* **Data listing**:

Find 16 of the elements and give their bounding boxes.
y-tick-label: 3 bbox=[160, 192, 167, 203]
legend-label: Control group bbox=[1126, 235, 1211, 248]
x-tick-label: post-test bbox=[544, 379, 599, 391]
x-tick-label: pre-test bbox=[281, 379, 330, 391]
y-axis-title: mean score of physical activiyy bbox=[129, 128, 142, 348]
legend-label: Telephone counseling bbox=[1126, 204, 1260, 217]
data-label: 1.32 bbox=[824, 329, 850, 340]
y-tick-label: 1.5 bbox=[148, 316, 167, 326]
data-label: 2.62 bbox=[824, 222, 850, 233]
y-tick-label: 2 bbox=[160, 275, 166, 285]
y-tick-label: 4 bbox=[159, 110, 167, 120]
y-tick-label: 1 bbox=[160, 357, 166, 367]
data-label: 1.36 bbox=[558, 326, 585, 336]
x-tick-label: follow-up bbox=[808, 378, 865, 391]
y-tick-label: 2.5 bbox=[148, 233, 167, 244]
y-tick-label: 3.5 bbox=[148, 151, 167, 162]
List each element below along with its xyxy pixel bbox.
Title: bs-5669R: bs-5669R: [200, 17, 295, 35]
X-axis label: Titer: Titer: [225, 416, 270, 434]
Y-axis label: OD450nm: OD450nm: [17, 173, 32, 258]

* **Stated exercise**:
Copy the items above again, swapping "Control group" for "Comparison group" and leaving everything else unchanged.

* **Exercise response**:
Find 16 of the elements and give their bounding boxes.
y-tick-label: 3 bbox=[160, 192, 167, 203]
legend-label: Comparison group bbox=[1126, 235, 1211, 248]
x-tick-label: post-test bbox=[544, 379, 599, 391]
x-tick-label: pre-test bbox=[281, 379, 330, 391]
y-axis-title: mean score of physical activiyy bbox=[129, 128, 142, 348]
legend-label: Telephone counseling bbox=[1126, 204, 1260, 217]
data-label: 1.32 bbox=[824, 329, 850, 340]
y-tick-label: 1.5 bbox=[148, 316, 167, 326]
data-label: 2.62 bbox=[824, 222, 850, 233]
y-tick-label: 2 bbox=[160, 275, 166, 285]
y-tick-label: 4 bbox=[159, 110, 167, 120]
y-tick-label: 1 bbox=[160, 357, 166, 367]
data-label: 1.36 bbox=[558, 326, 585, 336]
x-tick-label: follow-up bbox=[808, 378, 865, 391]
y-tick-label: 2.5 bbox=[148, 233, 167, 244]
y-tick-label: 3.5 bbox=[148, 151, 167, 162]
List each element below along with its xyxy pixel bbox.
Title: bs-5669R: bs-5669R: [200, 17, 295, 35]
X-axis label: Titer: Titer: [225, 416, 270, 434]
Y-axis label: OD450nm: OD450nm: [17, 173, 32, 258]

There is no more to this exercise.